Compiti da svolgere:
• 1. Copia dall'articolo sulla festa dell'Europa il tratto da "Il commento della" fino a "l'embrione dell'attuale Ue.".
• 2. Rispondi a queste domande sull'articolo sulla festa dell'Europa:
(a) In quale anno Robert Schuman lanciò la proposta ricordata il 9 maggio?
(b) In quale area Federica Mogherini ha celebrato l'Europa qualche giorno prima?
(c) Di che cosa c'è bisogno, secondo la conclusione di Mogherini?

15 settembre 2019
Aggiornato 21:30
9 maggio, Europe Day

Europe Day, Mogherini: l'Europa è ognuno di noi, e ci serve come non mai

Il commento della responsabile della politica estera Ue nel giorno dell'Europa: il 9 maggio ricorda la giornata del 1950 in cui il ministro degli esteri francese Robert Schuman lanciò la proposta della Comunità europea

ROMA - "Credo che oggi, festa dell'Europa, questo sia il grande messaggio: che l'Europa siamo noi, ognuno di noi, e quello che riusciamo a farne è anche quello che ci torna indietro come strumenti per risolvere i problemi di oggi». Parla così a Roma Federica Mogherini, responsabile della politica estera Ue, nel giorno dell'Europa: il 9 maggio ricorda la giornata del 1950 in cui il ministro degli esteri francese Robert Schuman lanciò la proposta di una Comunità europea del carbone e dell'acciaio che divenne l'embrione dell'attuale Ue.

"Ci chiudiamo in una autoreferenzialità che non aiuta i cittadini"
"E' un po' surreale il fatto che il valore dell'Europa oggi ci venga ricordato da un papa argentino figlio di immigrati italiani, da un presidente degli Stati Uniti che in Germania e anche a Londra ha richiamato l'Europa alla sua responsabilità e al suo essere grande", osserva Mogherini. "Qualche giorno fa nei Balcani ho celebrato l'Europa con una popolazione che al 70% ha meno di trent'anni e una grande voglia di Europa. E' come se l'Europa avesse tutta la sua energia vista dall'esterno mentre dall'interno ci chiudiamo in una autoreferenzialità che non aiuta i cittadini".

"Ci serve come non mai l'Europa"
"Abbiamo una grandissima responsabilità perché oggi come non mai ai cittadini europei serve l'Europa", conclude la ministra degli Esteri Ue: "sulle migrazioni, sul terrorismo, sull'economia, sui rapporti che abbiamo col resto del mondo, o siamo in grado di agire da europei e non offriamo risposte ai cittadini. C'è bisogno di uno scatto di responsabilità".

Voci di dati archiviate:
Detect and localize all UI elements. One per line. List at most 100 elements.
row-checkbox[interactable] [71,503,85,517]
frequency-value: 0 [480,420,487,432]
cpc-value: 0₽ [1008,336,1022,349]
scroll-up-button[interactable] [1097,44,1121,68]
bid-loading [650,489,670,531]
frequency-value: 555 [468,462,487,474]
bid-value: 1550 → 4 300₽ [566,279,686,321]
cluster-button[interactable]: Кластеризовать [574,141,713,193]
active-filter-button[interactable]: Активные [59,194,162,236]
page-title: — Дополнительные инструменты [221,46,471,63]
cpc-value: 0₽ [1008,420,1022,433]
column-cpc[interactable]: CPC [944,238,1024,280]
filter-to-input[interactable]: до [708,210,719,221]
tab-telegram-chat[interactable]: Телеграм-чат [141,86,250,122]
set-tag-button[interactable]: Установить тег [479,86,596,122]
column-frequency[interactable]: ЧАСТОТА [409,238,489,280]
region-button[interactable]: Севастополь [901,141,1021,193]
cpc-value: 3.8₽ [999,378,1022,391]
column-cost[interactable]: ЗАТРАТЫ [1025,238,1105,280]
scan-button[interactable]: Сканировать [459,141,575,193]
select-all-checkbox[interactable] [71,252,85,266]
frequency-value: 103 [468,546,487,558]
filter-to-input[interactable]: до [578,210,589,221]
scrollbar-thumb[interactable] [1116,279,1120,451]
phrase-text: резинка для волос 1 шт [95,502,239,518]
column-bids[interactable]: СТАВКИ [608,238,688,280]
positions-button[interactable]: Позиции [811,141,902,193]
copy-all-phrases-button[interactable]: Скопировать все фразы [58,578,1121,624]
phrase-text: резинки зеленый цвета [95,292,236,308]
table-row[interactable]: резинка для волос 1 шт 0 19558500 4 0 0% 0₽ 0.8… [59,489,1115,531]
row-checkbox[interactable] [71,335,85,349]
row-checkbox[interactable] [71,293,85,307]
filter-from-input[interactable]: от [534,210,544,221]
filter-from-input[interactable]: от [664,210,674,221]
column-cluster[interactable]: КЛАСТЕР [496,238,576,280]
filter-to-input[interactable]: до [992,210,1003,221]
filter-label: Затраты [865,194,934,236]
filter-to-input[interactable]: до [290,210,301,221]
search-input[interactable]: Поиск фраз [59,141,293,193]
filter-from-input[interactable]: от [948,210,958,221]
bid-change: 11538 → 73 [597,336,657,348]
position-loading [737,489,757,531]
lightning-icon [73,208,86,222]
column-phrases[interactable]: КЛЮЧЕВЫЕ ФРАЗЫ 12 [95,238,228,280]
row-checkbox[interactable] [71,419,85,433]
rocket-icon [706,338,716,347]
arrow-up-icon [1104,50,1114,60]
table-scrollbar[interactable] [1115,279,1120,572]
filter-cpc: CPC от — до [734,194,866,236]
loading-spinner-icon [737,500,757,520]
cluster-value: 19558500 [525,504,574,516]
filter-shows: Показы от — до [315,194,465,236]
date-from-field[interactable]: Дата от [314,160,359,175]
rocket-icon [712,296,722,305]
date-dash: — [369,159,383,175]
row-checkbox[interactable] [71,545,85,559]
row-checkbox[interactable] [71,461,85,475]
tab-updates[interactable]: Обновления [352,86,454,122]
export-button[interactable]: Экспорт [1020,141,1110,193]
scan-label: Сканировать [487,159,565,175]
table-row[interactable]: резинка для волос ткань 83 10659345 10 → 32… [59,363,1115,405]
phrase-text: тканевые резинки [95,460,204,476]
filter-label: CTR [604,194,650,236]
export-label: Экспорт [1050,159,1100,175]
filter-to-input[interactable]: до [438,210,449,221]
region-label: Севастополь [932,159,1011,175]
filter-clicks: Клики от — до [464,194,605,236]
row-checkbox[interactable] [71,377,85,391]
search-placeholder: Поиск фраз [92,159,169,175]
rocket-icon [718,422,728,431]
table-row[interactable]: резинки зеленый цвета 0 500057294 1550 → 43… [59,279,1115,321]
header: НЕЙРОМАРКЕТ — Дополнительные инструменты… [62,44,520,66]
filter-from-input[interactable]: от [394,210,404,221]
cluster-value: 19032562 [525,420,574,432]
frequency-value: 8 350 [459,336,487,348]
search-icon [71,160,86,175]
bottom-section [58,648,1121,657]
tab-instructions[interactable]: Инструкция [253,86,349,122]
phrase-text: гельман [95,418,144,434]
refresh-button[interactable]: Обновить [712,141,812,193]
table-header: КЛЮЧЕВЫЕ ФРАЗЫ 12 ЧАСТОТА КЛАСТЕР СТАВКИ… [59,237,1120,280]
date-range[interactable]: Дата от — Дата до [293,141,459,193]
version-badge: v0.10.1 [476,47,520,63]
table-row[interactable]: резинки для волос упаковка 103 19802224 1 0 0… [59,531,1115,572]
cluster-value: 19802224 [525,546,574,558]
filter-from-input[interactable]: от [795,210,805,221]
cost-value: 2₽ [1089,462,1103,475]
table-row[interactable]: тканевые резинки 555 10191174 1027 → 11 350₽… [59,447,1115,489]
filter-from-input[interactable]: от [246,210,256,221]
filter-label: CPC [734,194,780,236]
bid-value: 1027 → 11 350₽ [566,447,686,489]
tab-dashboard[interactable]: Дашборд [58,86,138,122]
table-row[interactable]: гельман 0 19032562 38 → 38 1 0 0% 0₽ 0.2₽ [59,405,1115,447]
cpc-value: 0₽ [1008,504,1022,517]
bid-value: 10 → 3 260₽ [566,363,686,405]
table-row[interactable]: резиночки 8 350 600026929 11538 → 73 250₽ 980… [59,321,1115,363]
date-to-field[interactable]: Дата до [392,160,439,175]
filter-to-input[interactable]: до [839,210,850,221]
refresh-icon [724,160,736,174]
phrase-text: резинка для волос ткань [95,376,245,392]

Soluzioni:
• 1.
Il commento della responsabile della politica estera Ue nel giorno dell'Europa: il 9 maggio ricorda la giornata del 1950 in cui il ministro degli esteri francese Robert Schuman lanciò la proposta della Comunità europea

ROMA - "Credo che oggi, festa dell'Europa, questo sia il grande messaggio: che l'Europa siamo noi, ognuno di noi, e quello che riusciamo a farne è anche quello che ci torna indietro come strumenti per risolvere i problemi di oggi». Parla così a Roma Federica Mogherini, responsabile della politica estera Ue, nel giorno dell'Europa: il 9 maggio ricorda la giornata del 1950 in cui il ministro degli esteri francese Robert Schuman lanciò la proposta di una Comunità europea del carbone e dell'acciaio che divenne l'embrione dell'attuale Ue.

• 2.
(a) Nel 1950.
(b) Nei Balcani.
(c) Di uno scatto di responsabilità.